[Stored data]
★ ★ ★ ★ ★

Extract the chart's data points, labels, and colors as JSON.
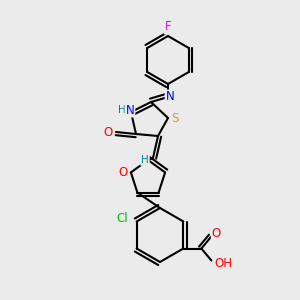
{
  "bg_color": "#ebebeb",
  "line_color": "#000000",
  "bond_width": 1.5,
  "atom_colors": {
    "F": "#ee00ee",
    "N": "#0000ff",
    "O": "#ff0000",
    "S": "#ccaa00",
    "Cl": "#00bb00",
    "H": "#008888",
    "C": "#000000"
  },
  "font_size": 8.5
}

★ ★ ★ ★ ★

## What you will do
Reproduce all of the data exactly; the pictures do not belong in the copy.

## Task solution
Extract the chart's data points, labels, and colors as JSON.
{
  "bg_color": "#ebebeb",
  "line_color": "#000000",
  "bond_width": 1.5,
  "atom_colors": {
    "F": "#ee00ee",
    "N": "#0000ff",
    "O": "#ff0000",
    "S": "#ccaa00",
    "Cl": "#00bb00",
    "H": "#008888",
    "C": "#000000"
  },
  "font_size": 8.5
}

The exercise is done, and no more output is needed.